DO THIS: Reproduce the records exactly.

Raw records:
• • • •

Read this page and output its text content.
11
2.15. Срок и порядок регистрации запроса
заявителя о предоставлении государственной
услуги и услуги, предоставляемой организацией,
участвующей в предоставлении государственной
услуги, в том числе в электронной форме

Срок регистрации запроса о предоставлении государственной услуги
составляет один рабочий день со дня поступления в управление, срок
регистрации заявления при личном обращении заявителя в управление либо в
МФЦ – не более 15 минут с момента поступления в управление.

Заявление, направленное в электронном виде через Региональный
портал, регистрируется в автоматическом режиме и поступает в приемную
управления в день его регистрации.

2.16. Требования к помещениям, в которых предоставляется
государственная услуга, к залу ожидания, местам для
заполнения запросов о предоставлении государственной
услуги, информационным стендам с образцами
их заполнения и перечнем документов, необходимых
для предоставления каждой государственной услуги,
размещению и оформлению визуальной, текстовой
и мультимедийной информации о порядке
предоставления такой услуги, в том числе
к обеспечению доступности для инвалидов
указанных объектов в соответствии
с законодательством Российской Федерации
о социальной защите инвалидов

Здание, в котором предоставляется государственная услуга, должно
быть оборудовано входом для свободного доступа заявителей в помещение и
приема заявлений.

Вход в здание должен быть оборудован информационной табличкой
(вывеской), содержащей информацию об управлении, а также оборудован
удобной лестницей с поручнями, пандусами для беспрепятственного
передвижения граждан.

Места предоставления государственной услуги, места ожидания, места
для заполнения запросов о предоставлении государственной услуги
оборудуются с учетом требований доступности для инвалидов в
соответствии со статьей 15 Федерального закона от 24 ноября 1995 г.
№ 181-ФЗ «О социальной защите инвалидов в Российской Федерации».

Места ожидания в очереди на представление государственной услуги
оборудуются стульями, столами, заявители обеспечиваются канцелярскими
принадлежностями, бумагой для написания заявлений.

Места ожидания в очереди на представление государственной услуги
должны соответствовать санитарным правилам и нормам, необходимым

• • • •

FULL RESPONSE:
Read this page and output its text content.
11
2.15. Срок и порядок регистрации запроса
заявителя о предоставлении государственной
услуги и услуги, предоставляемой организацией,
участвующей в предоставлении государственной
услуги, в том числе в электронной форме

Срок регистрации запроса о предоставлении государственной услуги
составляет один рабочий день со дня поступления в управление, срок
регистрации заявления при личном обращении заявителя в управление либо в
МФЦ – не более 15 минут с момента поступления в управление.

Заявление, направленное в электронном виде через Региональный
портал, регистрируется в автоматическом режиме и поступает в приемную
управления в день его регистрации.

2.16. Требования к помещениям, в которых предоставляется
государственная услуга, к залу ожидания, местам для
заполнения запросов о предоставлении государственной
услуги, информационным стендам с образцами
их заполнения и перечнем документов, необходимых
для предоставления каждой государственной услуги,
размещению и оформлению визуальной, текстовой
и мультимедийной информации о порядке
предоставления такой услуги, в том числе
к обеспечению доступности для инвалидов
указанных объектов в соответствии
с законодательством Российской Федерации
о социальной защите инвалидов

Здание, в котором предоставляется государственная услуга, должно
быть оборудовано входом для свободного доступа заявителей в помещение и
приема заявлений.

Вход в здание должен быть оборудован информационной табличкой
(вывеской), содержащей информацию об управлении, а также оборудован
удобной лестницей с поручнями, пандусами для беспрепятственного
передвижения граждан.

Места предоставления государственной услуги, места ожидания, места
для заполнения запросов о предоставлении государственной услуги
оборудуются с учетом требований доступности для инвалидов в
соответствии со статьей 15 Федерального закона от 24 ноября 1995 г.
№ 181-ФЗ «О социальной защите инвалидов в Российской Федерации».

Места ожидания в очереди на представление государственной услуги
оборудуются стульями, столами, заявители обеспечиваются канцелярскими
принадлежностями, бумагой для написания заявлений.

Места ожидания в очереди на представление государственной услуги
должны соответствовать санитарным правилам и нормам, необходимым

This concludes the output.